Whenever a line contains the string "some", copy it out of the entries.
--------
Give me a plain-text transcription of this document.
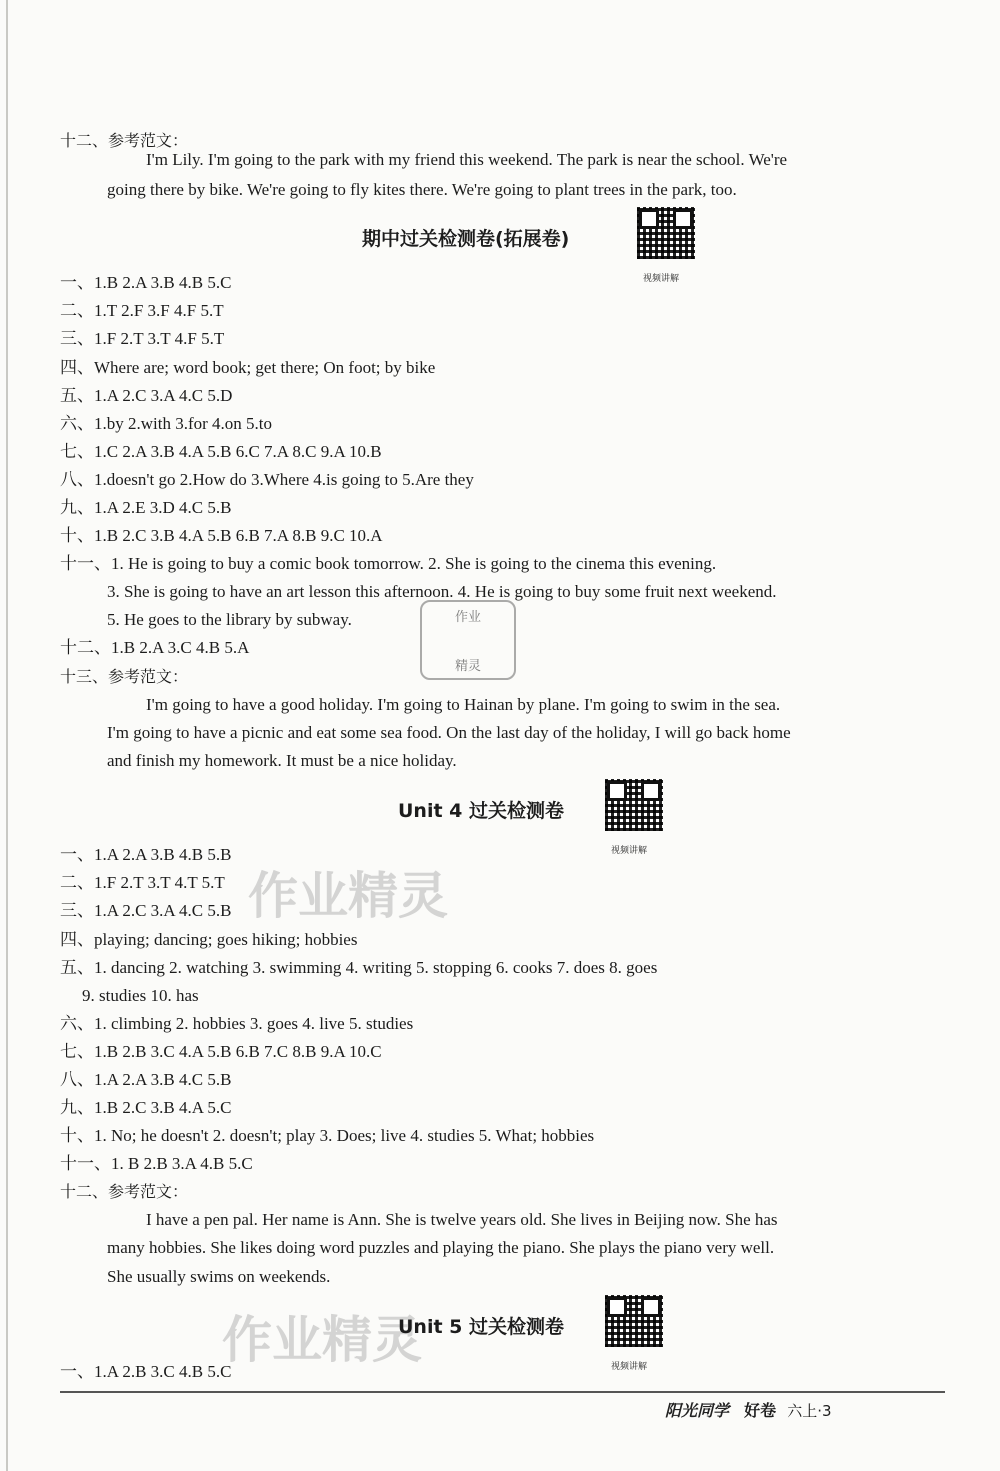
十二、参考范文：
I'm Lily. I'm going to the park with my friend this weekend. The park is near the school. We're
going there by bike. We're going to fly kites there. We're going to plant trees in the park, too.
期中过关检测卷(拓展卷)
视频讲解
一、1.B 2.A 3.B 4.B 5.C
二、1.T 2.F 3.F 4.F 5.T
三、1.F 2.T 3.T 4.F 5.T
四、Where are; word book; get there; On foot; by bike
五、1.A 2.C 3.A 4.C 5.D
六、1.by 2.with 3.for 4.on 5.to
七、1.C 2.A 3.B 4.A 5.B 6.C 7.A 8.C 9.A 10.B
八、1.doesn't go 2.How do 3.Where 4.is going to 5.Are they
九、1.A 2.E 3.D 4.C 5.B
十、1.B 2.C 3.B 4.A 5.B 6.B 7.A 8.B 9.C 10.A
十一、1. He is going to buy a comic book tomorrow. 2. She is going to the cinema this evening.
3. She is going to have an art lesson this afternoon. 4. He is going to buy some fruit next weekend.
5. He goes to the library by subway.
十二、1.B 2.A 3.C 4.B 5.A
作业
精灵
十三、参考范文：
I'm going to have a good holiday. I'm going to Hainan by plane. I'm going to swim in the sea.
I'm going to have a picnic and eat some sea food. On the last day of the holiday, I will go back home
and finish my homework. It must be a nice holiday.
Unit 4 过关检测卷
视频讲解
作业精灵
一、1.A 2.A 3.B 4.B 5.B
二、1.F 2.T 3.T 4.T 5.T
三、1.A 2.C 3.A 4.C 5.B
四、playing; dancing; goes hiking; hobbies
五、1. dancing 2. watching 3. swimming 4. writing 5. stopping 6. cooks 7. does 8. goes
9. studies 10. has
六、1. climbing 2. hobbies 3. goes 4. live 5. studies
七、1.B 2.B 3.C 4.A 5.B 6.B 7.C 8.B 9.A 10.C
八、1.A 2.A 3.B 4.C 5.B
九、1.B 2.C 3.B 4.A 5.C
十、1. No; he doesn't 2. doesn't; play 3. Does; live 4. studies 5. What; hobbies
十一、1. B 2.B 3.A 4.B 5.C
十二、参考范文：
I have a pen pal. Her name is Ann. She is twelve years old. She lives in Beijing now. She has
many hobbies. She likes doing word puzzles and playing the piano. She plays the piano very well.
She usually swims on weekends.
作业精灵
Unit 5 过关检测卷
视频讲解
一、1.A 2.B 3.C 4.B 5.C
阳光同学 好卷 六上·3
--------
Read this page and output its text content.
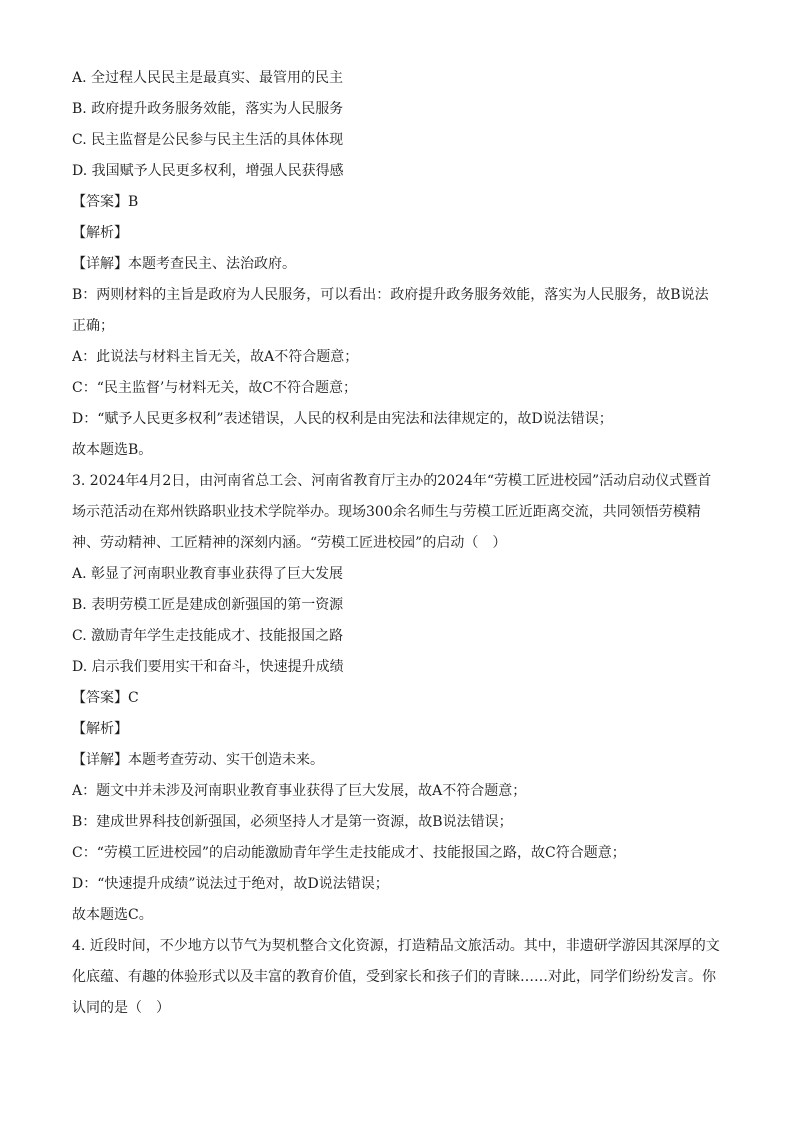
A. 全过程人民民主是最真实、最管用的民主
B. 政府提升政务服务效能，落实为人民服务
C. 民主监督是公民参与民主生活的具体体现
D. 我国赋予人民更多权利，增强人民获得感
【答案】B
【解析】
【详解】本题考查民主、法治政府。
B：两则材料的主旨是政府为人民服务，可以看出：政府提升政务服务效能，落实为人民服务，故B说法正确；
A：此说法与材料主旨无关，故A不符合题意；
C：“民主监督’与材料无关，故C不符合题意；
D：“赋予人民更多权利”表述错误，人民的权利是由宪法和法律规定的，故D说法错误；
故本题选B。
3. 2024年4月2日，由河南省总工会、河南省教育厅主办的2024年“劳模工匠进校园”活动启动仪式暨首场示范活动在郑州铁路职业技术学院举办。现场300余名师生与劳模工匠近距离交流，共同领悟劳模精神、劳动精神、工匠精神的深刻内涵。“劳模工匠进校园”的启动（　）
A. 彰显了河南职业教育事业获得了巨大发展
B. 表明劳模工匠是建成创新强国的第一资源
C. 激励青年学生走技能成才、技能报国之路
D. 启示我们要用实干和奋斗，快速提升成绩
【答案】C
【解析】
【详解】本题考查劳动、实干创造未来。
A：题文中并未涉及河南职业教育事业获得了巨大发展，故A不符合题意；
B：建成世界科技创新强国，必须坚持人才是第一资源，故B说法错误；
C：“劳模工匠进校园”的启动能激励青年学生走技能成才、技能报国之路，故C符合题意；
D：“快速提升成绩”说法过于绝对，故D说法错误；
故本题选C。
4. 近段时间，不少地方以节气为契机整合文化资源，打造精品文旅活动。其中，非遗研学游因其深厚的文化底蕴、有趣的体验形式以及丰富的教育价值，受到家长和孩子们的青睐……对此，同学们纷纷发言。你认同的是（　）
--------
*SOLUTION TO THIS EXERCISE:*
3. She is going to have an art lesson this afternoon. 4. He is going to buy some fruit next weekend.
I'm going to have a picnic and eat some sea food. On the last day of the holiday, I will go back home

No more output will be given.